== ENTRIES SHOWN ==
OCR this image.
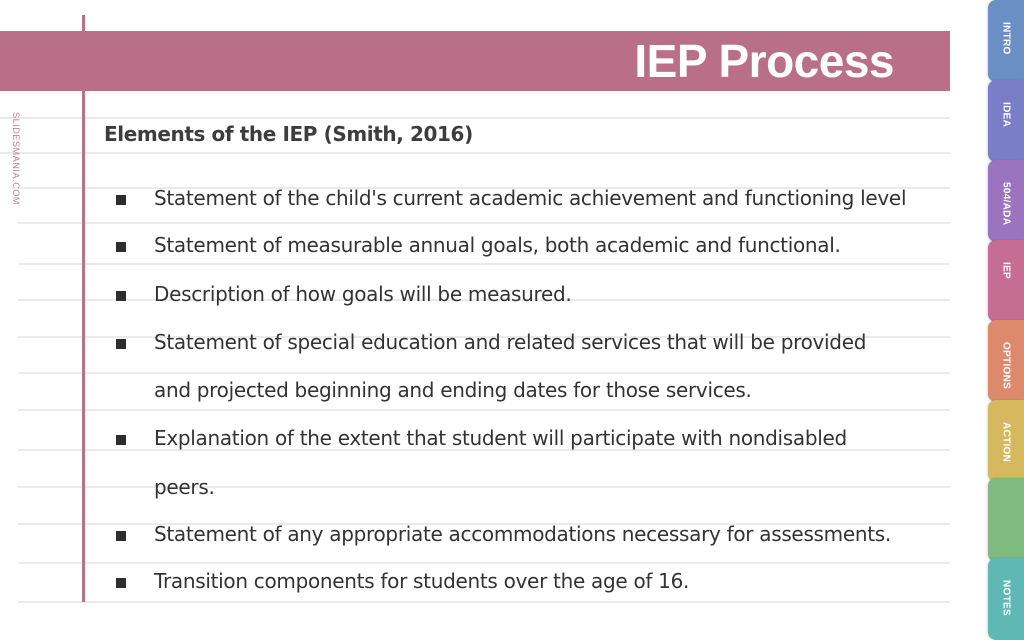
IEP Process
SLIDESMANIA.COM	Elements of the IEP (Smith, 2016)
Statement of the child's current academic achievement and functioning level
Statement of measurable annual goals, both academic and functional.
Description of how goals will be measured.
Statement of special education and related services that will be provided
and projected beginning and ending dates for those services.
Explanation of the extent that student will participate with nondisabled
peers.
Statement of any appropriate accommodations necessary for assessments.
Transition components for students over the age of 16.
INTRO
IDEA
504/ADA
IEP
OPTIONS
ACTION
NOTES
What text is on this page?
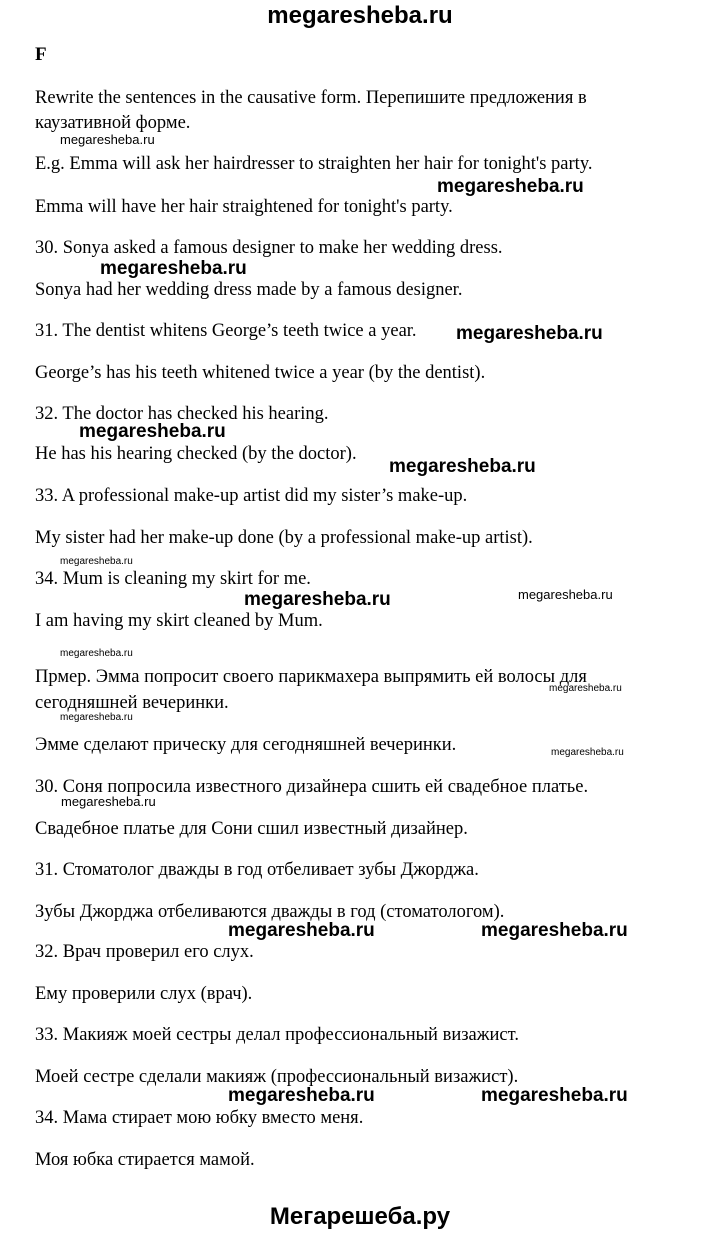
megaresheba.ru
F
Rewrite the sentences in the causative form. Перепишите предложения в
каузативной форме.
E.g. Emma will ask her hairdresser to straighten her hair for tonight's party.
Emma will have her hair straightened for tonight's party.
30. Sonya asked a famous designer to make her wedding dress.
Sonya had her wedding dress made by a famous designer.
31. The dentist whitens George’s teeth twice a year.
George’s has his teeth whitened twice a year (by the dentist).
32. The doctor has checked his hearing.
He has his hearing checked (by the doctor).
33. A professional make-up artist did my sister’s make-up.
My sister had her make-up done (by a professional make-up artist).
34. Mum is cleaning my skirt for me.
I am having my skirt cleaned by Mum.
Прмер. Эмма попросит своего парикмахера выпрямить ей волосы для
сегодняшней вечеринки.
Эмме сделают прическу для сегодняшней вечеринки.
30. Соня попросила известного дизайнера сшить ей свадебное платье.
Свадебное платье для Сони сшил известный дизайнер.
31. Стоматолог дважды в год отбеливает зубы Джорджа.
Зубы Джорджа отбеливаются дважды в год (стоматологом).
32. Врач проверил его слух.
Ему проверили слух (врач).
33. Макияж моей сестры делал профессиональный визажист.
Моей сестре сделали макияж (профессиональный визажист).
34. Мама стирает мою юбку вместо меня.
Моя юбка стирается мамой.
megaresheba.ru
megaresheba.ru
megaresheba.ru
megaresheba.ru
megaresheba.ru
megaresheba.ru
megaresheba.ru
megaresheba.ru	megaresheba.ru
megaresheba.ru
megaresheba.ru
megaresheba.ru
megaresheba.ru
megaresheba.ru
megaresheba.ru	megaresheba.ru
megaresheba.ru	megaresheba.ru
Мегарешеба.ру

== WHAT YOU WILL DO ==
From the data above, copy out every line with the string "dentist" in it.

== ANSWER TO THE TASK ==
31. The dentist whitens George’s teeth twice a year.
George’s has his teeth whitened twice a year (by the dentist).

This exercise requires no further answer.